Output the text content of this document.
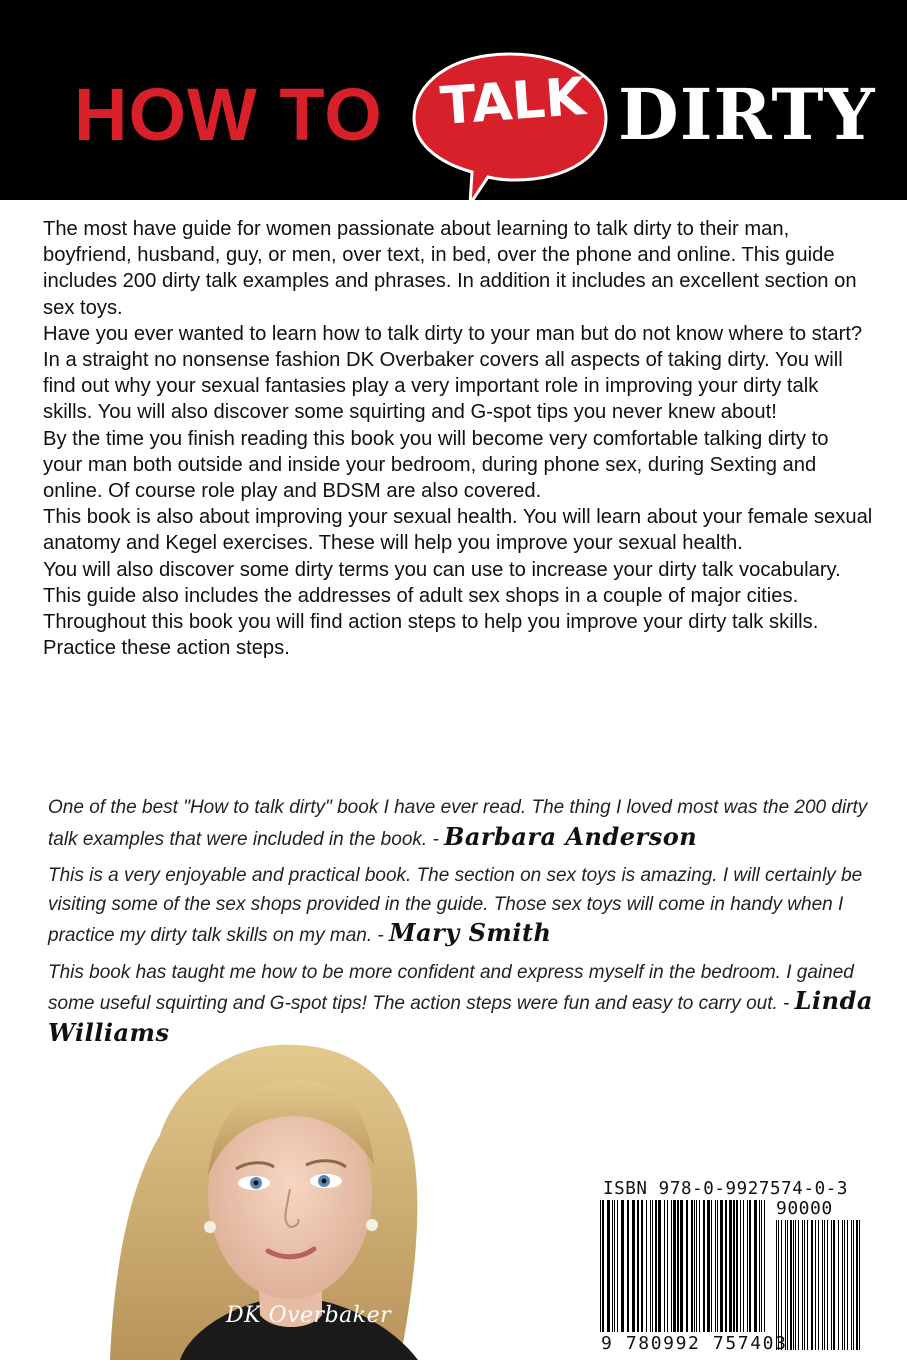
HOW TO TALK DIRTY

The most have guide for women passionate about learning to talk dirty to their man, boyfriend, husband, guy, or men, over text, in bed, over the phone and online. This guide includes 200 dirty talk examples and phrases. In addition it includes an excellent section on sex toys.

Have you ever wanted to learn how to talk dirty to your man but do not know where to start?

In a straight no nonsense fashion DK Overbaker covers all aspects of taking dirty. You will find out why your sexual fantasies play a very important role in improving your dirty talk skills. You will also discover some squirting and G-spot tips you never knew about!

By the time you finish reading this book you will become very comfortable talking dirty to your man both outside and inside your bedroom, during phone sex, during Sexting and online. Of course role play and BDSM are also covered.

This book is also about improving your sexual health. You will learn about your female sexual anatomy and Kegel exercises. These will help you improve your sexual health.

You will also discover some dirty terms you can use to increase your dirty talk vocabulary. This guide also includes the addresses of adult sex shops in a couple of major cities.

Throughout this book you will find action steps to help you improve your dirty talk skills. Practice these action steps.

One of the best "How to talk dirty" book I have ever read. The thing I loved most was the 200 dirty talk examples that were included in the book. - Barbara Anderson

This is a very enjoyable and practical book. The section on sex toys is amazing. I will certainly be visiting some of the sex shops provided in the guide. Those sex toys will come in handy when I practice my dirty talk skills on my man. - Mary Smith

This book has taught me how to be more confident and express myself in the bedroom. I gained some useful squirting and G-spot tips! The action steps were fun and easy to carry out. - Linda Williams

DK Overbaker
ISBN 978-0-9927574-0-3
90000
9 780992 757403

————

[INSTRUCTIONS FOR THE TASK]
What is the number of lines in the data above that include the word "discover"? Answer with that number only.

[REPLY TO THE EXERCISE]
2